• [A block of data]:
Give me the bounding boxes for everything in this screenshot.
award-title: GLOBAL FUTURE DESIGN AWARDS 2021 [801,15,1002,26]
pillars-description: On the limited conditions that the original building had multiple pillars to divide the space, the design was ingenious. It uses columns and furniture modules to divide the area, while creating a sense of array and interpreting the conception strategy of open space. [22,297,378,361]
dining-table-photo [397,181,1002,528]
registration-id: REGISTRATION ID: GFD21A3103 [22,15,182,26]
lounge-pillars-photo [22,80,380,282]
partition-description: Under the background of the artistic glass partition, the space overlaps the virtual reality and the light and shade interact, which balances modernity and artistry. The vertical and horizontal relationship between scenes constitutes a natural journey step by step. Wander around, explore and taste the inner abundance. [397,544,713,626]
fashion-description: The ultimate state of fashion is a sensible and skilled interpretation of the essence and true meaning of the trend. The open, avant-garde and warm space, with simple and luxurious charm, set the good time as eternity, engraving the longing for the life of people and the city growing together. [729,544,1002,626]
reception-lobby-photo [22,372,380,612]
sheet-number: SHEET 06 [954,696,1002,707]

• [STATED PROBLEM]: Format every line of the records above as a JSON list of strings, one string per line, leaving out any blank lines.

• [RIGHT ANSWER]:
[
  "Give me the bounding boxes for everything in this screenshot.",
  "award-title: GLOBAL FUTURE DESIGN AWARDS 2021 [801,15,1002,26]",
  "pillars-description: On the limited conditions that the original building had multiple pillars to divide the space, the design was ingenious. It uses columns and furniture modules to divide the area, while creating a sense of array and interpreting the conception strategy of open space. [22,297,378,361]",
  "dining-table-photo [397,181,1002,528]",
  "registration-id: REGISTRATION ID: GFD21A3103 [22,15,182,26]",
  "lounge-pillars-photo [22,80,380,282]",
  "partition-description: Under the background of the artistic glass partition, the space overlaps the virtual reality and the light and shade interact, which balances modernity and artistry. The vertical and horizontal relationship between scenes constitutes a natural journey step by step. Wander around, explore and taste the inner abundance. [397,544,713,626]",
  "fashion-description: The ultimate state of fashion is a sensible and skilled interpretation of the essence and true meaning of the trend. The open, avant-garde and warm space, with simple and luxurious charm, set the good time as eternity, engraving the longing for the life of people and the city growing together. [729,544,1002,626]",
  "reception-lobby-photo [22,372,380,612]",
  "sheet-number: SHEET 06 [954,696,1002,707]"
]